=== ROWS ===
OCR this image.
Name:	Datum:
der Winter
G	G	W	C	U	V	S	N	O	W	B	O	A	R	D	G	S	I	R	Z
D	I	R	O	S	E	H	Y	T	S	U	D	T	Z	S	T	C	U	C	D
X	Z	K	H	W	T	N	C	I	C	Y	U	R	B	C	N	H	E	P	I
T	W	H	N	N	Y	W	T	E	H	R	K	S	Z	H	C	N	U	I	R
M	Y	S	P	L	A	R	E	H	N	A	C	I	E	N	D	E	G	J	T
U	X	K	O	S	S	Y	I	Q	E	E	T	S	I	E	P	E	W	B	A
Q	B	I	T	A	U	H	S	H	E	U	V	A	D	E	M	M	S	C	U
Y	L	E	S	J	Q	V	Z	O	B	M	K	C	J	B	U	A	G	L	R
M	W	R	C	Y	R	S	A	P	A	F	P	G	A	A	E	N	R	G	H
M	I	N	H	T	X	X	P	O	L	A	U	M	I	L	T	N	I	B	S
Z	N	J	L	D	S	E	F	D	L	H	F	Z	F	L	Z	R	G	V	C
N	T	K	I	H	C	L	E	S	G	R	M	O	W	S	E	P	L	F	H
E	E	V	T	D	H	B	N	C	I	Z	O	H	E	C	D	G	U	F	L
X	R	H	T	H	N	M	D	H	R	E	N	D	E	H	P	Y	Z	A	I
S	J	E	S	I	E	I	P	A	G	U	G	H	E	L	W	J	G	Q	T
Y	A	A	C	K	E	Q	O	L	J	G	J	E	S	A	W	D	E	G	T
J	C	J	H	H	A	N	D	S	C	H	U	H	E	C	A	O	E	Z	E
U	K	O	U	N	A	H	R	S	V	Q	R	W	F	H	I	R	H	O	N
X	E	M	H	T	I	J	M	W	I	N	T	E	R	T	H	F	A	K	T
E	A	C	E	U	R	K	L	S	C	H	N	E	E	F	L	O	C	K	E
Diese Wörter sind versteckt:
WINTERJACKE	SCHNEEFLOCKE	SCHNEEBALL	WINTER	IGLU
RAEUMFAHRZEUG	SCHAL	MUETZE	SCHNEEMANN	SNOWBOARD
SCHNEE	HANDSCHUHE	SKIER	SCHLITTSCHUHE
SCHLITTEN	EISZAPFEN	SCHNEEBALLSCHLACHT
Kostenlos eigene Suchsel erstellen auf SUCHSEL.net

=== OBJECTIVE ===
Generate an exact reproduction of all entries.

=== COMPLETED EXERCISE ===
OCR this image.
Name:	Datum:
der Winter
G	G	W	C	U	V	S	N	O	W	B	O	A	R	D	G	S	I	R	Z
D	I	R	O	S	E	H	Y	T	S	U	D	T	Z	S	T	C	U	C	D
X	Z	K	H	W	T	N	C	I	C	Y	U	R	B	C	N	H	E	P	I
T	W	H	N	N	Y	W	T	E	H	R	K	S	Z	H	C	N	U	I	R
M	Y	S	P	L	A	R	E	H	N	A	C	I	E	N	D	E	G	J	T
U	X	K	O	S	S	Y	I	Q	E	E	T	S	I	E	P	E	W	B	A
Q	B	I	T	A	U	H	S	H	E	U	V	A	D	E	M	M	S	C	U
Y	L	E	S	J	Q	V	Z	O	B	M	K	C	J	B	U	A	G	L	R
M	W	R	C	Y	R	S	A	P	A	F	P	G	A	A	E	N	R	G	H
M	I	N	H	T	X	X	P	O	L	A	U	M	I	L	T	N	I	B	S
Z	N	J	L	D	S	E	F	D	L	H	F	Z	F	L	Z	R	G	V	C
N	T	K	I	H	C	L	E	S	G	R	M	O	W	S	E	P	L	F	H
E	E	V	T	D	H	B	N	C	I	Z	O	H	E	C	D	G	U	F	L
X	R	H	T	H	N	M	D	H	R	E	N	D	E	H	P	Y	Z	A	I
S	J	E	S	I	E	I	P	A	G	U	G	H	E	L	W	J	G	Q	T
Y	A	A	C	K	E	Q	O	L	J	G	J	E	S	A	W	D	E	G	T
J	C	J	H	H	A	N	D	S	C	H	U	H	E	C	A	O	E	Z	E
U	K	O	U	N	A	H	R	S	V	Q	R	W	F	H	I	R	H	O	N
X	E	M	H	T	I	J	M	W	I	N	T	E	R	T	H	F	A	K	T
E	A	C	E	U	R	K	L	S	C	H	N	E	E	F	L	O	C	K	E
Diese Wörter sind versteckt:
WINTERJACKE	SCHNEEFLOCKE	SCHNEEBALL	WINTER	IGLU
RAEUMFAHRZEUG	SCHAL	MUETZE	SCHNEEMANN	SNOWBOARD
SCHNEE	HANDSCHUHE	SKIER	SCHLITTSCHUHE
SCHLITTEN	EISZAPFEN	SCHNEEBALLSCHLACHT
Kostenlos eigene Suchsel erstellen auf SUCHSEL.net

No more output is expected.